▶ Goal of the exercise: Retype every entry word for word.

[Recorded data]
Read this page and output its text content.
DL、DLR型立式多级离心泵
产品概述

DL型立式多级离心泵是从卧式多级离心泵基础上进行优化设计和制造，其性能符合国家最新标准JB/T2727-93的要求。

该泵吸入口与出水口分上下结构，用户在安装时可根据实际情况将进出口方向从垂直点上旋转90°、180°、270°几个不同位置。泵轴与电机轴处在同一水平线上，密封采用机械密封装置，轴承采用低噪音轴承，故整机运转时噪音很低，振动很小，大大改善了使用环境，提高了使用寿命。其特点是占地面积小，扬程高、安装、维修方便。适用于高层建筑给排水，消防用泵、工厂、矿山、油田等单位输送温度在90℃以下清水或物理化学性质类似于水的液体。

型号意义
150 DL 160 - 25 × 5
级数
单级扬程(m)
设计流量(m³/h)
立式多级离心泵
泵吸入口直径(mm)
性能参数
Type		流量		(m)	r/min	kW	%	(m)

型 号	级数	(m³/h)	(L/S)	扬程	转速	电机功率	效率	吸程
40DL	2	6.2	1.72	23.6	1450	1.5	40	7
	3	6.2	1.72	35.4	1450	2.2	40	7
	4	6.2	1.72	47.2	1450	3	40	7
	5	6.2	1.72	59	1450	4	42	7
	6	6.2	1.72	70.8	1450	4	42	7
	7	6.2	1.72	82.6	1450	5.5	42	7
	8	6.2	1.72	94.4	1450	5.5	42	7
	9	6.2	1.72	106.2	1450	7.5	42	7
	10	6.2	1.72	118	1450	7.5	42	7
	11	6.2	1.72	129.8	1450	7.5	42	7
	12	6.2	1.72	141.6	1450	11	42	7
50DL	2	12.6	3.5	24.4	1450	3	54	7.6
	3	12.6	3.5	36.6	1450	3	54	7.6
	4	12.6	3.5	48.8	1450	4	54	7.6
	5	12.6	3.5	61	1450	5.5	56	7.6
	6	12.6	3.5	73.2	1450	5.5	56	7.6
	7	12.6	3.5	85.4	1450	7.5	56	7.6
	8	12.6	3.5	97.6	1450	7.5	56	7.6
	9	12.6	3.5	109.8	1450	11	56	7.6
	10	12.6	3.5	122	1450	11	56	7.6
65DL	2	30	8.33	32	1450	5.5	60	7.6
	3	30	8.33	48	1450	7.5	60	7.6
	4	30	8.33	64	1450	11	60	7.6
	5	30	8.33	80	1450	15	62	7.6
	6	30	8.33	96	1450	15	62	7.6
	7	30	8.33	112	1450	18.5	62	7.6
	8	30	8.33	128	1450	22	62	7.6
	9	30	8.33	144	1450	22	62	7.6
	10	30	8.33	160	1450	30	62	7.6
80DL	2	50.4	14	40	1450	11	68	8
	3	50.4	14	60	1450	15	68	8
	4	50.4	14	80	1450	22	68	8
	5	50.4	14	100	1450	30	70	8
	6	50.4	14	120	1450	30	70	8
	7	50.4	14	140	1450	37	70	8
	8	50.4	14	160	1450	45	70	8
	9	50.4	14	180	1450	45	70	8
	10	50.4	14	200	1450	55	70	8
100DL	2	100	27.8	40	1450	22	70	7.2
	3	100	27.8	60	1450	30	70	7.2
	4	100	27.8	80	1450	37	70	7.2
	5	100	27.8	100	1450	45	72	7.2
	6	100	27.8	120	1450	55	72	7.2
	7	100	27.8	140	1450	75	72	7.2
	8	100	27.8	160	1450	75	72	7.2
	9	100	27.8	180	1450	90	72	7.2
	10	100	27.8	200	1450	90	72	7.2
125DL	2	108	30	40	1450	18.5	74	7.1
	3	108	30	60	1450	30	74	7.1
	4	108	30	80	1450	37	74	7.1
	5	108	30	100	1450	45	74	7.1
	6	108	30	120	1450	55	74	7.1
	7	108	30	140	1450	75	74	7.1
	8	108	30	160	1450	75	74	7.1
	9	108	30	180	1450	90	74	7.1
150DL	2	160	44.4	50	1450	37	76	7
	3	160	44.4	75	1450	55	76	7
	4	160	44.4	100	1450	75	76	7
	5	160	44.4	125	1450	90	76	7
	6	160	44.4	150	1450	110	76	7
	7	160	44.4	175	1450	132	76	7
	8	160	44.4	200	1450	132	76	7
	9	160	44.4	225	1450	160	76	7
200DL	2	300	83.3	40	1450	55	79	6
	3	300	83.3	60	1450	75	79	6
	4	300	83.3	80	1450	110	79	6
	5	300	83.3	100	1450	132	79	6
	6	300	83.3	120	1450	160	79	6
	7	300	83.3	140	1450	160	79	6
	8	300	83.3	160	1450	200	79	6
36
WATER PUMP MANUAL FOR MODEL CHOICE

▶ Task result:
Read this page and output its text content.
DL、DLR型立式多级离心泵
产品概述

DL型立式多级离心泵是从卧式多级离心泵基础上进行优化设计和制造，其性能符合国家最新标准JB/T2727-93的要求。

该泵吸入口与出水口分上下结构，用户在安装时可根据实际情况将进出口方向从垂直点上旋转90°、180°、270°几个不同位置。泵轴与电机轴处在同一水平线上，密封采用机械密封装置，轴承采用低噪音轴承，故整机运转时噪音很低，振动很小，大大改善了使用环境，提高了使用寿命。其特点是占地面积小，扬程高、安装、维修方便。适用于高层建筑给排水，消防用泵、工厂、矿山、油田等单位输送温度在90℃以下清水或物理化学性质类似于水的液体。

型号意义
150 DL 160 - 25 × 5
级数
单级扬程(m)
设计流量(m³/h)
立式多级离心泵
泵吸入口直径(mm)
性能参数
Type		流量		(m)	r/min	kW	%	(m)

型 号	级数	(m³/h)	(L/S)	扬程	转速	电机功率	效率	吸程
40DL	2	6.2	1.72	23.6	1450	1.5	40	7
	3	6.2	1.72	35.4	1450	2.2	40	7
	4	6.2	1.72	47.2	1450	3	40	7
	5	6.2	1.72	59	1450	4	42	7
	6	6.2	1.72	70.8	1450	4	42	7
	7	6.2	1.72	82.6	1450	5.5	42	7
	8	6.2	1.72	94.4	1450	5.5	42	7
	9	6.2	1.72	106.2	1450	7.5	42	7
	10	6.2	1.72	118	1450	7.5	42	7
	11	6.2	1.72	129.8	1450	7.5	42	7
	12	6.2	1.72	141.6	1450	11	42	7
50DL	2	12.6	3.5	24.4	1450	3	54	7.6
	3	12.6	3.5	36.6	1450	3	54	7.6
	4	12.6	3.5	48.8	1450	4	54	7.6
	5	12.6	3.5	61	1450	5.5	56	7.6
	6	12.6	3.5	73.2	1450	5.5	56	7.6
	7	12.6	3.5	85.4	1450	7.5	56	7.6
	8	12.6	3.5	97.6	1450	7.5	56	7.6
	9	12.6	3.5	109.8	1450	11	56	7.6
	10	12.6	3.5	122	1450	11	56	7.6
65DL	2	30	8.33	32	1450	5.5	60	7.6
	3	30	8.33	48	1450	7.5	60	7.6
	4	30	8.33	64	1450	11	60	7.6
	5	30	8.33	80	1450	15	62	7.6
	6	30	8.33	96	1450	15	62	7.6
	7	30	8.33	112	1450	18.5	62	7.6
	8	30	8.33	128	1450	22	62	7.6
	9	30	8.33	144	1450	22	62	7.6
	10	30	8.33	160	1450	30	62	7.6
80DL	2	50.4	14	40	1450	11	68	8
	3	50.4	14	60	1450	15	68	8
	4	50.4	14	80	1450	22	68	8
	5	50.4	14	100	1450	30	70	8
	6	50.4	14	120	1450	30	70	8
	7	50.4	14	140	1450	37	70	8
	8	50.4	14	160	1450	45	70	8
	9	50.4	14	180	1450	45	70	8
	10	50.4	14	200	1450	55	70	8
100DL	2	100	27.8	40	1450	22	70	7.2
	3	100	27.8	60	1450	30	70	7.2
	4	100	27.8	80	1450	37	70	7.2
	5	100	27.8	100	1450	45	72	7.2
	6	100	27.8	120	1450	55	72	7.2
	7	100	27.8	140	1450	75	72	7.2
	8	100	27.8	160	1450	75	72	7.2
	9	100	27.8	180	1450	90	72	7.2
	10	100	27.8	200	1450	90	72	7.2
125DL	2	108	30	40	1450	18.5	74	7.1
	3	108	30	60	1450	30	74	7.1
	4	108	30	80	1450	37	74	7.1
	5	108	30	100	1450	45	74	7.1
	6	108	30	120	1450	55	74	7.1
	7	108	30	140	1450	75	74	7.1
	8	108	30	160	1450	75	74	7.1
	9	108	30	180	1450	90	74	7.1
150DL	2	160	44.4	50	1450	37	76	7
	3	160	44.4	75	1450	55	76	7
	4	160	44.4	100	1450	75	76	7
	5	160	44.4	125	1450	90	76	7
	6	160	44.4	150	1450	110	76	7
	7	160	44.4	175	1450	132	76	7
	8	160	44.4	200	1450	132	76	7
	9	160	44.4	225	1450	160	76	7
200DL	2	300	83.3	40	1450	55	79	6
	3	300	83.3	60	1450	75	79	6
	4	300	83.3	80	1450	110	79	6
	5	300	83.3	100	1450	132	79	6
	6	300	83.3	120	1450	160	79	6
	7	300	83.3	140	1450	160	79	6
	8	300	83.3	160	1450	200	79	6
36
WATER PUMP MANUAL FOR MODEL CHOICE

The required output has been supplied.